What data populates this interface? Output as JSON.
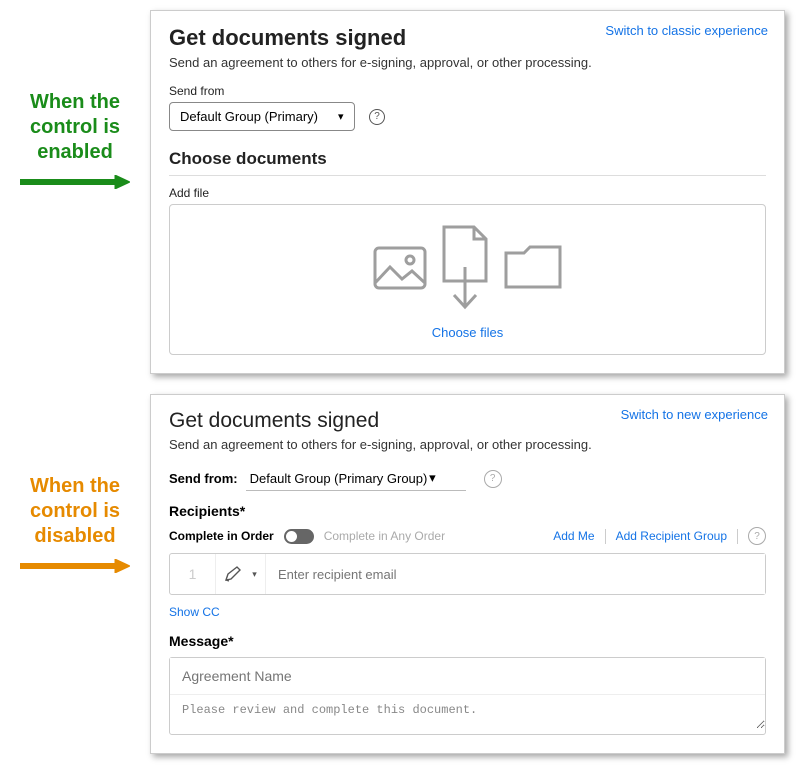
{
  "annotations": {
    "enabled": "When the control is enabled",
    "disabled": "When the control is disabled"
  },
  "panel1": {
    "title": "Get documents signed",
    "subtitle": "Send an agreement to others for e-signing, approval, or other processing.",
    "switch_link": "Switch to classic experience",
    "send_from_label": "Send from",
    "send_from_value": "Default Group (Primary)",
    "section_heading": "Choose documents",
    "add_file_label": "Add file",
    "choose_files": "Choose files"
  },
  "panel2": {
    "title": "Get documents signed",
    "subtitle": "Send an agreement to others for e-signing, approval, or other processing.",
    "switch_link": "Switch to new experience",
    "send_from_label": "Send from:",
    "send_from_value": "Default Group (Primary Group)",
    "recipients_label": "Recipients*",
    "complete_in_order": "Complete in Order",
    "complete_any_order": "Complete in Any Order",
    "add_me": "Add Me",
    "add_recipient_group": "Add Recipient Group",
    "recipient_num": "1",
    "recipient_placeholder": "Enter recipient email",
    "show_cc": "Show CC",
    "message_label": "Message*",
    "agreement_name_placeholder": "Agreement Name",
    "default_message": "Please review and complete this document."
  }
}
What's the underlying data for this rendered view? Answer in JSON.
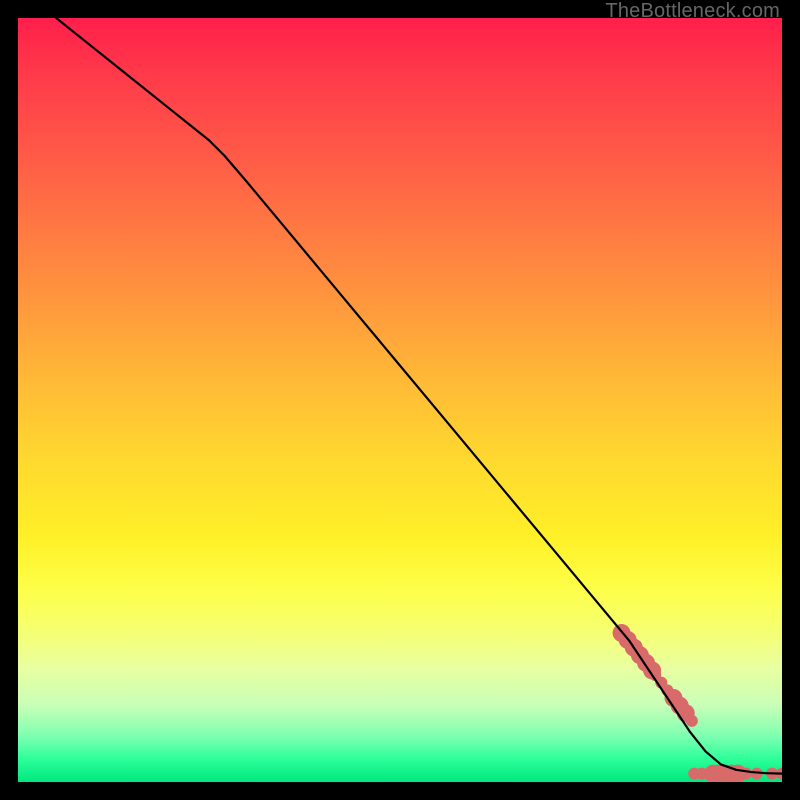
{
  "credit": "TheBottleneck.com",
  "chart_data": {
    "type": "line",
    "title": "",
    "xlabel": "",
    "ylabel": "",
    "xlim": [
      0,
      100
    ],
    "ylim": [
      0,
      100
    ],
    "series": [
      {
        "name": "curve",
        "x": [
          5,
          10,
          15,
          20,
          25,
          27,
          30,
          35,
          40,
          45,
          50,
          55,
          60,
          65,
          70,
          75,
          80,
          82,
          84,
          86,
          88,
          90,
          92,
          94,
          96,
          98,
          100
        ],
        "y": [
          100,
          96,
          92,
          88,
          84,
          82,
          78.5,
          72.5,
          66.5,
          60.5,
          54.5,
          48.5,
          42.5,
          36.5,
          30.5,
          24.5,
          18.5,
          15.5,
          12.5,
          9.5,
          6.5,
          4.0,
          2.3,
          1.6,
          1.3,
          1.15,
          1.1
        ]
      }
    ],
    "markers": {
      "name": "cluster",
      "color": "#d96a6a",
      "radius_large": 9,
      "radius_small": 6,
      "points": [
        {
          "x": 79.0,
          "y": 19.5,
          "r": "large"
        },
        {
          "x": 79.8,
          "y": 18.6,
          "r": "large"
        },
        {
          "x": 80.6,
          "y": 17.6,
          "r": "large"
        },
        {
          "x": 81.4,
          "y": 16.6,
          "r": "large"
        },
        {
          "x": 82.2,
          "y": 15.6,
          "r": "large"
        },
        {
          "x": 83.0,
          "y": 14.6,
          "r": "large"
        },
        {
          "x": 83.4,
          "y": 14.0,
          "r": "small"
        },
        {
          "x": 84.2,
          "y": 13.0,
          "r": "small"
        },
        {
          "x": 85.0,
          "y": 12.0,
          "r": "small"
        },
        {
          "x": 85.8,
          "y": 11.0,
          "r": "large"
        },
        {
          "x": 86.6,
          "y": 10.0,
          "r": "large"
        },
        {
          "x": 87.4,
          "y": 9.0,
          "r": "large"
        },
        {
          "x": 88.2,
          "y": 8.0,
          "r": "small"
        },
        {
          "x": 88.5,
          "y": 1.1,
          "r": "small"
        },
        {
          "x": 89.5,
          "y": 1.1,
          "r": "small"
        },
        {
          "x": 90.5,
          "y": 1.1,
          "r": "small"
        },
        {
          "x": 91.0,
          "y": 1.1,
          "r": "large"
        },
        {
          "x": 91.8,
          "y": 1.1,
          "r": "large"
        },
        {
          "x": 92.6,
          "y": 1.1,
          "r": "large"
        },
        {
          "x": 93.4,
          "y": 1.1,
          "r": "large"
        },
        {
          "x": 94.2,
          "y": 1.1,
          "r": "large"
        },
        {
          "x": 95.3,
          "y": 1.1,
          "r": "small"
        },
        {
          "x": 96.7,
          "y": 1.1,
          "r": "small"
        },
        {
          "x": 98.7,
          "y": 1.1,
          "r": "small"
        },
        {
          "x": 100.0,
          "y": 1.1,
          "r": "small"
        }
      ]
    }
  }
}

────────

» GIVEN INSTRUCTION
Scan the data above and copy every line with "control" in it.

» ANSWER TO THE PROBLEM
    "enabled": "When the control is enabled",
    "disabled": "When the control is disabled"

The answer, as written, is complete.